▸ WHAT TO DO:
Skip the images. Copy the records exactly as written.

Dataset excerpts
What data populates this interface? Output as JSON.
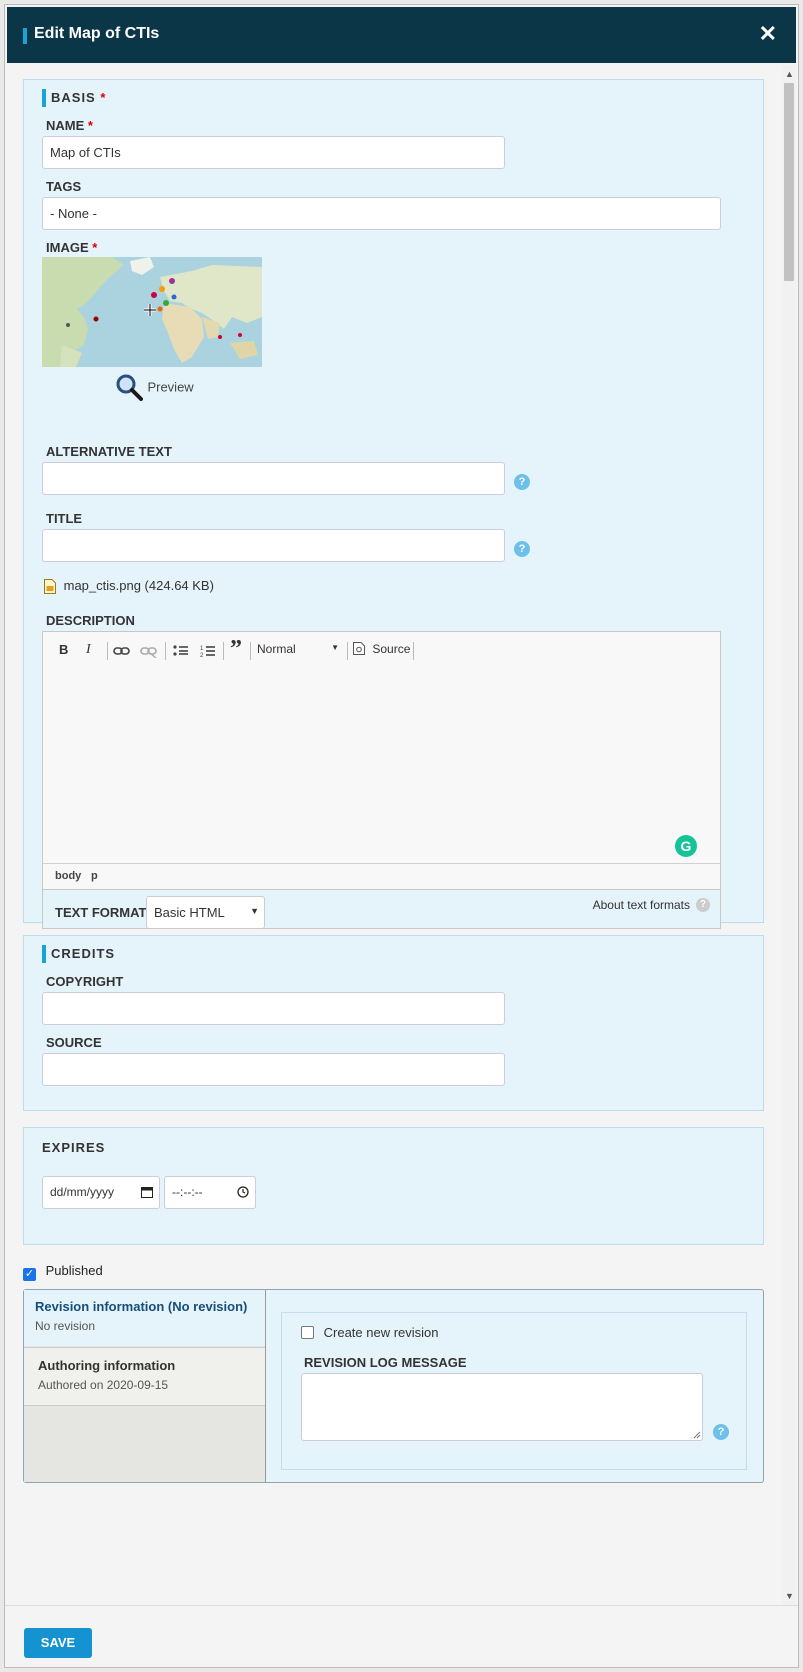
{
  "dialog": {
    "title": "Edit Map of CTIs",
    "close_symbol": "✕"
  },
  "basis": {
    "legend": "BASIS",
    "name_label": "NAME",
    "name_value": "Map of CTIs",
    "tags_label": "TAGS",
    "tags_value": "- None -",
    "image_label": "IMAGE",
    "preview_label": "Preview",
    "alt_label": "ALTERNATIVE TEXT",
    "title_label": "TITLE",
    "file_name": "map_ctis.png (424.64 KB)",
    "description_label": "DESCRIPTION",
    "editor": {
      "bold": "B",
      "italic": "I",
      "format_value": "Normal",
      "source_label": "Source",
      "path_body": "body",
      "path_p": "p"
    },
    "text_format_label": "TEXT FORMAT",
    "text_format_value": "Basic HTML",
    "about_formats": "About text formats"
  },
  "credits": {
    "legend": "CREDITS",
    "copyright_label": "COPYRIGHT",
    "source_label": "SOURCE"
  },
  "expires": {
    "legend": "EXPIRES",
    "date_placeholder": "dd/mm/yyyy",
    "time_placeholder": "--:--:--"
  },
  "published": {
    "label": "Published",
    "checked": true
  },
  "revision": {
    "title": "Revision information (No revision)",
    "summary": "No revision",
    "authoring_title": "Authoring information",
    "authoring_summary": "Authored on 2020-09-15",
    "create_new_label": "Create new revision",
    "log_label": "REVISION LOG MESSAGE"
  },
  "footer": {
    "save_label": "SAVE"
  },
  "colors": {
    "header": "#0b3648",
    "accent": "#19a3d6",
    "panel": "#e5f3fb",
    "save": "#1592d0"
  },
  "help_symbol": "?"
}
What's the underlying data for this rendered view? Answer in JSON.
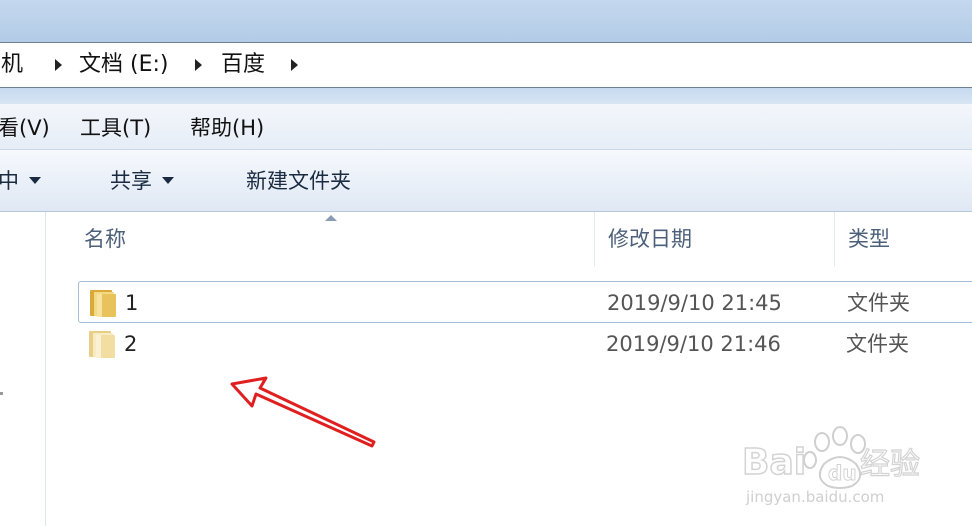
{
  "address_bar": {
    "crumbs": [
      "机",
      "文档 (E:)",
      "百度"
    ]
  },
  "menu": {
    "items": [
      "看(V)",
      "工具(T)",
      "帮助(H)"
    ]
  },
  "toolbar": {
    "include_label": "中",
    "share_label": "共享",
    "new_folder_label": "新建文件夹"
  },
  "columns": {
    "name": "名称",
    "date": "修改日期",
    "type": "类型"
  },
  "files": [
    {
      "name": "1",
      "modified": "2019/9/10 21:45",
      "type": "文件夹"
    },
    {
      "name": "2",
      "modified": "2019/9/10 21:46",
      "type": "文件夹"
    }
  ],
  "colors": {
    "annotation": "#e02020",
    "folder": "#e8c25a"
  },
  "watermark": {
    "brand": "Bai",
    "brand_du": "du",
    "brand_cn": "经验",
    "url": "jingyan.baidu.com"
  },
  "icons": [
    "folder-icon",
    "chevron-right-icon",
    "dropdown-arrow-icon",
    "red-arrow-annotation",
    "paw-icon"
  ]
}
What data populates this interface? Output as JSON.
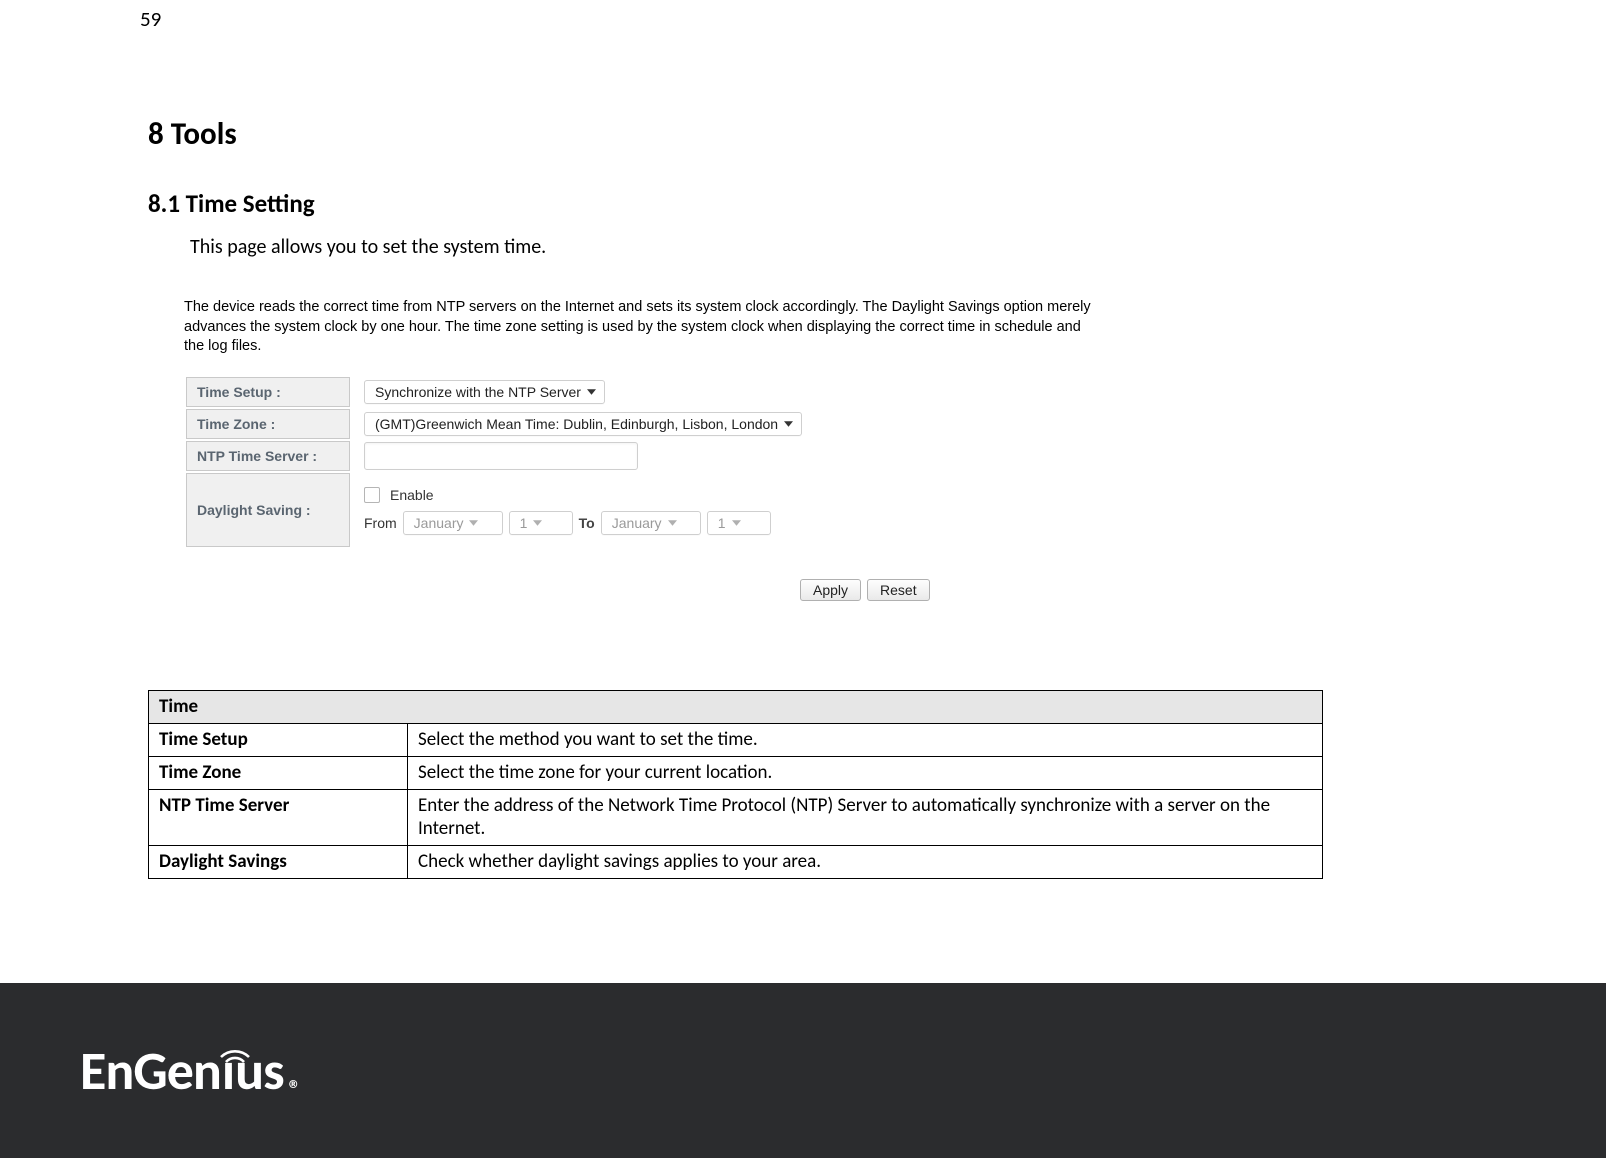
{
  "page_number": "59",
  "heading1": "8   Tools",
  "heading2": "8.1    Time Setting",
  "intro": "This page allows you to set the system time.",
  "panel": {
    "description": "The device reads the correct time from NTP servers on the Internet and sets its system clock accordingly. The Daylight Savings option merely advances the system clock by one hour. The time zone setting is used by the system clock when displaying the correct time in schedule and the log files.",
    "labels": {
      "time_setup": "Time Setup :",
      "time_zone": "Time Zone :",
      "ntp_server": "NTP Time Server :",
      "daylight_saving": "Daylight Saving :"
    },
    "values": {
      "time_setup": "Synchronize with the NTP Server",
      "time_zone": "(GMT)Greenwich Mean Time: Dublin, Edinburgh, Lisbon, London",
      "ntp_server": ""
    },
    "daylight": {
      "enable_label": "Enable",
      "enabled": false,
      "from_label": "From",
      "to_label": "To",
      "from_month": "January",
      "from_day": "1",
      "to_month": "January",
      "to_day": "1"
    },
    "buttons": {
      "apply": "Apply",
      "reset": "Reset"
    }
  },
  "desc_table": {
    "header": "Time",
    "rows": [
      {
        "key": "Time Setup",
        "val": "Select the method you want to set the time."
      },
      {
        "key": "Time Zone",
        "val": "Select the time zone for your current location."
      },
      {
        "key": "NTP Time Server",
        "val": "Enter the address of the Network Time Protocol (NTP) Server to automatically synchronize with a server on the Internet."
      },
      {
        "key": "Daylight Savings",
        "val": "Check whether daylight savings applies to your area."
      }
    ]
  },
  "logo": {
    "text_a": "EnGen",
    "text_b": "us",
    "reg": "®"
  }
}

▸ RESULT OF THE TASK:
What data populates this interface? Output as JSON.
{
  "dialog": {
    "title": "Edit Map of CTIs",
    "close_symbol": "✕"
  },
  "basis": {
    "legend": "BASIS",
    "name_label": "NAME",
    "name_value": "Map of CTIs",
    "tags_label": "TAGS",
    "tags_value": "- None -",
    "image_label": "IMAGE",
    "preview_label": "Preview",
    "alt_label": "ALTERNATIVE TEXT",
    "title_label": "TITLE",
    "file_name": "map_ctis.png (424.64 KB)",
    "description_label": "DESCRIPTION",
    "editor": {
      "bold": "B",
      "italic": "I",
      "format_value": "Normal",
      "source_label": "Source",
      "path_body": "body",
      "path_p": "p"
    },
    "text_format_label": "TEXT FORMAT",
    "text_format_value": "Basic HTML",
    "about_formats": "About text formats"
  },
  "credits": {
    "legend": "CREDITS",
    "copyright_label": "COPYRIGHT",
    "source_label": "SOURCE"
  },
  "expires": {
    "legend": "EXPIRES",
    "date_placeholder": "dd/mm/yyyy",
    "time_placeholder": "--:--:--"
  },
  "published": {
    "label": "Published",
    "checked": true
  },
  "revision": {
    "title": "Revision information (No revision)",
    "summary": "No revision",
    "authoring_title": "Authoring information",
    "authoring_summary": "Authored on 2020-09-15",
    "create_new_label": "Create new revision",
    "log_label": "REVISION LOG MESSAGE"
  },
  "footer": {
    "save_label": "SAVE"
  },
  "colors": {
    "header": "#0b3648",
    "accent": "#19a3d6",
    "panel": "#e5f3fb",
    "save": "#1592d0"
  },
  "help_symbol": "?"
}
What's the underlying data for this rendered view? Answer in JSON.
{
  "address_bar": {
    "crumbs": [
      "机",
      "文档 (E:)",
      "百度"
    ]
  },
  "menu": {
    "items": [
      "看(V)",
      "工具(T)",
      "帮助(H)"
    ]
  },
  "toolbar": {
    "include_label": "中",
    "share_label": "共享",
    "new_folder_label": "新建文件夹"
  },
  "columns": {
    "name": "名称",
    "date": "修改日期",
    "type": "类型"
  },
  "files": [
    {
      "name": "1",
      "modified": "2019/9/10 21:45",
      "type": "文件夹"
    },
    {
      "name": "2",
      "modified": "2019/9/10 21:46",
      "type": "文件夹"
    }
  ],
  "colors": {
    "annotation": "#e02020",
    "folder": "#e8c25a"
  },
  "watermark": {
    "brand": "Bai",
    "brand_du": "du",
    "brand_cn": "经验",
    "url": "jingyan.baidu.com"
  },
  "icons": [
    "folder-icon",
    "chevron-right-icon",
    "dropdown-arrow-icon",
    "red-arrow-annotation",
    "paw-icon"
  ]
}
What data populates this interface? Output as JSON.
{
  "page_number": "59",
  "heading1": "8   Tools",
  "heading2": "8.1    Time Setting",
  "intro": "This page allows you to set the system time.",
  "panel": {
    "description": "The device reads the correct time from NTP servers on the Internet and sets its system clock accordingly. The Daylight Savings option merely advances the system clock by one hour. The time zone setting is used by the system clock when displaying the correct time in schedule and the log files.",
    "labels": {
      "time_setup": "Time Setup :",
      "time_zone": "Time Zone :",
      "ntp_server": "NTP Time Server :",
      "daylight_saving": "Daylight Saving :"
    },
    "values": {
      "time_setup": "Synchronize with the NTP Server",
      "time_zone": "(GMT)Greenwich Mean Time: Dublin, Edinburgh, Lisbon, London",
      "ntp_server": ""
    },
    "daylight": {
      "enable_label": "Enable",
      "enabled": false,
      "from_label": "From",
      "to_label": "To",
      "from_month": "January",
      "from_day": "1",
      "to_month": "January",
      "to_day": "1"
    },
    "buttons": {
      "apply": "Apply",
      "reset": "Reset"
    }
  },
  "desc_table": {
    "header": "Time",
    "rows": [
      {
        "key": "Time Setup",
        "val": "Select the method you want to set the time."
      },
      {
        "key": "Time Zone",
        "val": "Select the time zone for your current location."
      },
      {
        "key": "NTP Time Server",
        "val": "Enter the address of the Network Time Protocol (NTP) Server to automatically synchronize with a server on the Internet."
      },
      {
        "key": "Daylight Savings",
        "val": "Check whether daylight savings applies to your area."
      }
    ]
  },
  "logo": {
    "text_a": "EnGen",
    "text_b": "us",
    "reg": "®"
  }
}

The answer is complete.